# REQUEST:
Look through the material below. Copy every line with the string "concentración" in it.
[start]
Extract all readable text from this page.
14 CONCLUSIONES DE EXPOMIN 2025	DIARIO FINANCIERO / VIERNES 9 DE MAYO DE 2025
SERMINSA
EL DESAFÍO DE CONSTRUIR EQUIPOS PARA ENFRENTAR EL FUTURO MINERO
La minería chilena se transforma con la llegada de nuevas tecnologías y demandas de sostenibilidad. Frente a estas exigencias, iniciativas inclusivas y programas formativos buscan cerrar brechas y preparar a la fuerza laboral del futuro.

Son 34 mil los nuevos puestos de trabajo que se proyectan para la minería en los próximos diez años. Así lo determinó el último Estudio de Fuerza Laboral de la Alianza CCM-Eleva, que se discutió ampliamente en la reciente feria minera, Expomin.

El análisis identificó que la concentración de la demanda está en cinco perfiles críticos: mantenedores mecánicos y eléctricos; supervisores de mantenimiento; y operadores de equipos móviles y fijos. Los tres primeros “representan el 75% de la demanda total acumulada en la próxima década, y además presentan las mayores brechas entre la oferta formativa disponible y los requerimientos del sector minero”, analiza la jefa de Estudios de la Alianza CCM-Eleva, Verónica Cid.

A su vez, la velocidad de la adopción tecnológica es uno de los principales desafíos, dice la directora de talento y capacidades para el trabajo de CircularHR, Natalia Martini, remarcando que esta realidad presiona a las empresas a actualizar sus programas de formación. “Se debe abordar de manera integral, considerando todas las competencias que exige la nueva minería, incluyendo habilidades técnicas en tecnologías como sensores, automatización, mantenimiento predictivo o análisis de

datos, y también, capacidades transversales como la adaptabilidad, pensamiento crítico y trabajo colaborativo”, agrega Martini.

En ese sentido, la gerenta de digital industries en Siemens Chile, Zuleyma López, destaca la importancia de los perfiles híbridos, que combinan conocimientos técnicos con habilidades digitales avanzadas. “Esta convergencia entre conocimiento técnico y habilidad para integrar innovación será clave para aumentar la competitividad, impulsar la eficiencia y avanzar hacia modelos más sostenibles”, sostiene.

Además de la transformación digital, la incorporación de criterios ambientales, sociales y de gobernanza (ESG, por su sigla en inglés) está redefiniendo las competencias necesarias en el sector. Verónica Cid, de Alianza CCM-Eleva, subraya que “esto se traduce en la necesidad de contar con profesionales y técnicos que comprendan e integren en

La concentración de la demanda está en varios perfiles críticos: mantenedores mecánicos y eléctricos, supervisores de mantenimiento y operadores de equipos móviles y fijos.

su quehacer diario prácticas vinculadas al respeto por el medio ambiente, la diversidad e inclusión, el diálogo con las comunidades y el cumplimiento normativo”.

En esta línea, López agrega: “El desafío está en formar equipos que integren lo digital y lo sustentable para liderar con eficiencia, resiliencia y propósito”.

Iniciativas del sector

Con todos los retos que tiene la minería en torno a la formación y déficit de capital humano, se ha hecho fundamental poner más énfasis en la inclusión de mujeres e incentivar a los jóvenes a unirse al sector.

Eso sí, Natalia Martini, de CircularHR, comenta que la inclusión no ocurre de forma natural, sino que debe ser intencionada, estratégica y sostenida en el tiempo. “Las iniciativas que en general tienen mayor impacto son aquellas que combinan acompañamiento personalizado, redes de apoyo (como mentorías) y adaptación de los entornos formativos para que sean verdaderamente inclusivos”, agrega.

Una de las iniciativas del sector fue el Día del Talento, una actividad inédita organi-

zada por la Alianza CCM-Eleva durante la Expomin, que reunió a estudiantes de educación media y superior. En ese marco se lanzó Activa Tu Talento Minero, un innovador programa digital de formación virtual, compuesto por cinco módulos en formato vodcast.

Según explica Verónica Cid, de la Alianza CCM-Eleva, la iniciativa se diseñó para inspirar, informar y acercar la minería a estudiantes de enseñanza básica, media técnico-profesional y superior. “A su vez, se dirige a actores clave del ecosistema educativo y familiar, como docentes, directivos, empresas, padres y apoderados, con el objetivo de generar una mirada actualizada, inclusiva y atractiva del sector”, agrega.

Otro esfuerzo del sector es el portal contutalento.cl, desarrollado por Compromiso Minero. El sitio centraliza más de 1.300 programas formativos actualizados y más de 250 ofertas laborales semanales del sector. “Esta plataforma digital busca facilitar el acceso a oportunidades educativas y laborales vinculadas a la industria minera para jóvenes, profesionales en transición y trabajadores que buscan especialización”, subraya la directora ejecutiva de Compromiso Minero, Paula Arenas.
[end]
# FINISHED EXERCISE:
El análisis identificó que la concentración de la demanda está en cinco perfiles críticos: mantenedores mecánicos y eléctricos; supervisores de mantenimiento; y operadores de equipos móviles y fijos. Los tres primeros “representan el 75% de la demanda total acumulada en la próxima década, y además presentan las mayores brechas entre la oferta formativa disponible y los requerimientos del sector minero”, analiza la jefa de Estudios de la Alianza CCM-Eleva, Verónica Cid.
La concentración de la demanda está en varios perfiles críticos: mantenedores mecánicos y eléctricos, supervisores de mantenimiento y operadores de equipos móviles y fijos.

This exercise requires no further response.